§ Task brief
Transcribe the data in full and exactly, omitting any pictures.

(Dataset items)
'''

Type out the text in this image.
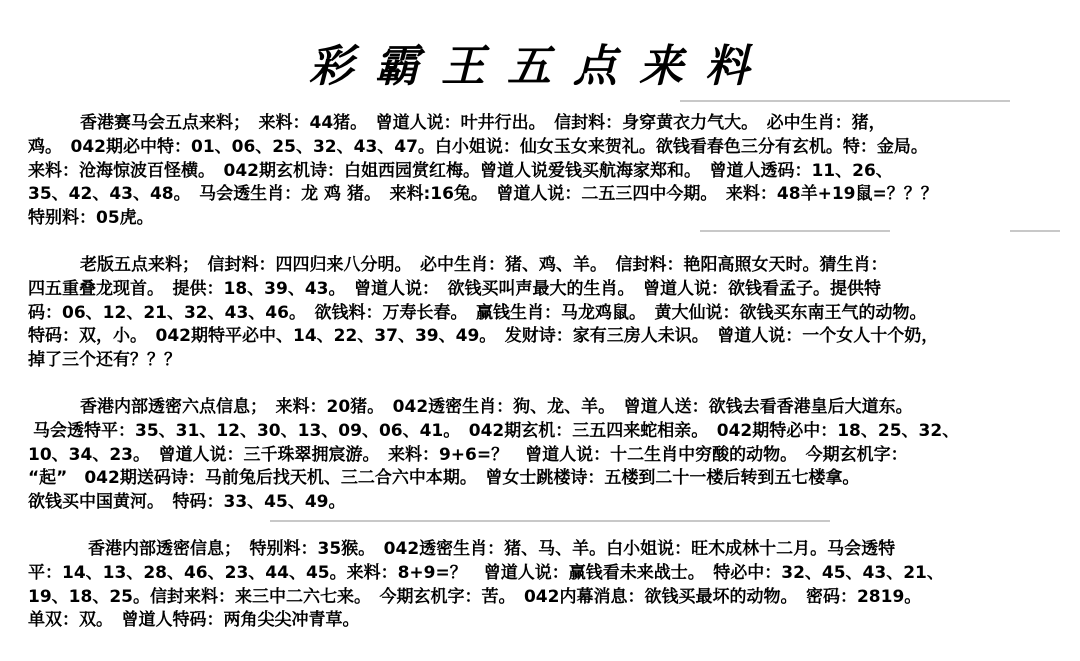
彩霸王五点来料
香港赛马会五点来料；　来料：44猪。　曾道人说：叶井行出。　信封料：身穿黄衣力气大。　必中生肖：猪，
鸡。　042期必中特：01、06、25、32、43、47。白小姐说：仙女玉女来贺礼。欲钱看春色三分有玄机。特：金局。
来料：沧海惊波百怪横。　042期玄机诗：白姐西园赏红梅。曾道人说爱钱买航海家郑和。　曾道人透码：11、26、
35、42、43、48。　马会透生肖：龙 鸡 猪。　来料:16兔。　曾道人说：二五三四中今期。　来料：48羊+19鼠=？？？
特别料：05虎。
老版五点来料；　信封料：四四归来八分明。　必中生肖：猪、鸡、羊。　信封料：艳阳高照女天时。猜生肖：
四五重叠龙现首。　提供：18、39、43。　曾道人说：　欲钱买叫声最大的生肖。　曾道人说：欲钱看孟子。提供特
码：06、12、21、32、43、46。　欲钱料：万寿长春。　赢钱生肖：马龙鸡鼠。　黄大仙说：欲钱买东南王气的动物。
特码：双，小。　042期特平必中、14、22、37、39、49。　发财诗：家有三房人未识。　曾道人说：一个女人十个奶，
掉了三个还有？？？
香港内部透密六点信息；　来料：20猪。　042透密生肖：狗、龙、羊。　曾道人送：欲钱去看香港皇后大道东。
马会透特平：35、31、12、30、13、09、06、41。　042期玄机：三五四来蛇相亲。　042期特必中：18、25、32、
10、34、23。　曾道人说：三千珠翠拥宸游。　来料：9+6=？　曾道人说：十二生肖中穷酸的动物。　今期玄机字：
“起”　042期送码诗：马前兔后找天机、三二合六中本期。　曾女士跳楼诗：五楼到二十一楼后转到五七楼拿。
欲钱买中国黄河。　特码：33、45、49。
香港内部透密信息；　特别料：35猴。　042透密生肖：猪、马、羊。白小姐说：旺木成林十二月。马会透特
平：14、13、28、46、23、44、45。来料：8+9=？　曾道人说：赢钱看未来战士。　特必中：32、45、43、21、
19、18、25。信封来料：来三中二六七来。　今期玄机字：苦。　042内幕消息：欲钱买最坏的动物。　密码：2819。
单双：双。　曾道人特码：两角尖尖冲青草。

'''

§ Finished exercise
Type out the text in this image.
彩霸王五点来料
香港赛马会五点来料；　来料：44猪。　曾道人说：叶井行出。　信封料：身穿黄衣力气大。　必中生肖：猪，
鸡。　042期必中特：01、06、25、32、43、47。白小姐说：仙女玉女来贺礼。欲钱看春色三分有玄机。特：金局。
来料：沧海惊波百怪横。　042期玄机诗：白姐西园赏红梅。曾道人说爱钱买航海家郑和。　曾道人透码：11、26、
35、42、43、48。　马会透生肖：龙 鸡 猪。　来料:16兔。　曾道人说：二五三四中今期。　来料：48羊+19鼠=？？？
特别料：05虎。
老版五点来料；　信封料：四四归来八分明。　必中生肖：猪、鸡、羊。　信封料：艳阳高照女天时。猜生肖：
四五重叠龙现首。　提供：18、39、43。　曾道人说：　欲钱买叫声最大的生肖。　曾道人说：欲钱看孟子。提供特
码：06、12、21、32、43、46。　欲钱料：万寿长春。　赢钱生肖：马龙鸡鼠。　黄大仙说：欲钱买东南王气的动物。
特码：双，小。　042期特平必中、14、22、37、39、49。　发财诗：家有三房人未识。　曾道人说：一个女人十个奶，
掉了三个还有？？？
香港内部透密六点信息；　来料：20猪。　042透密生肖：狗、龙、羊。　曾道人送：欲钱去看香港皇后大道东。
马会透特平：35、31、12、30、13、09、06、41。　042期玄机：三五四来蛇相亲。　042期特必中：18、25、32、
10、34、23。　曾道人说：三千珠翠拥宸游。　来料：9+6=？　曾道人说：十二生肖中穷酸的动物。　今期玄机字：
“起”　042期送码诗：马前兔后找天机、三二合六中本期。　曾女士跳楼诗：五楼到二十一楼后转到五七楼拿。
欲钱买中国黄河。　特码：33、45、49。
香港内部透密信息；　特别料：35猴。　042透密生肖：猪、马、羊。白小姐说：旺木成林十二月。马会透特
平：14、13、28、46、23、44、45。来料：8+9=？　曾道人说：赢钱看未来战士。　特必中：32、45、43、21、
19、18、25。信封来料：来三中二六七来。　今期玄机字：苦。　042内幕消息：欲钱买最坏的动物。　密码：2819。
单双：双。　曾道人特码：两角尖尖冲青草。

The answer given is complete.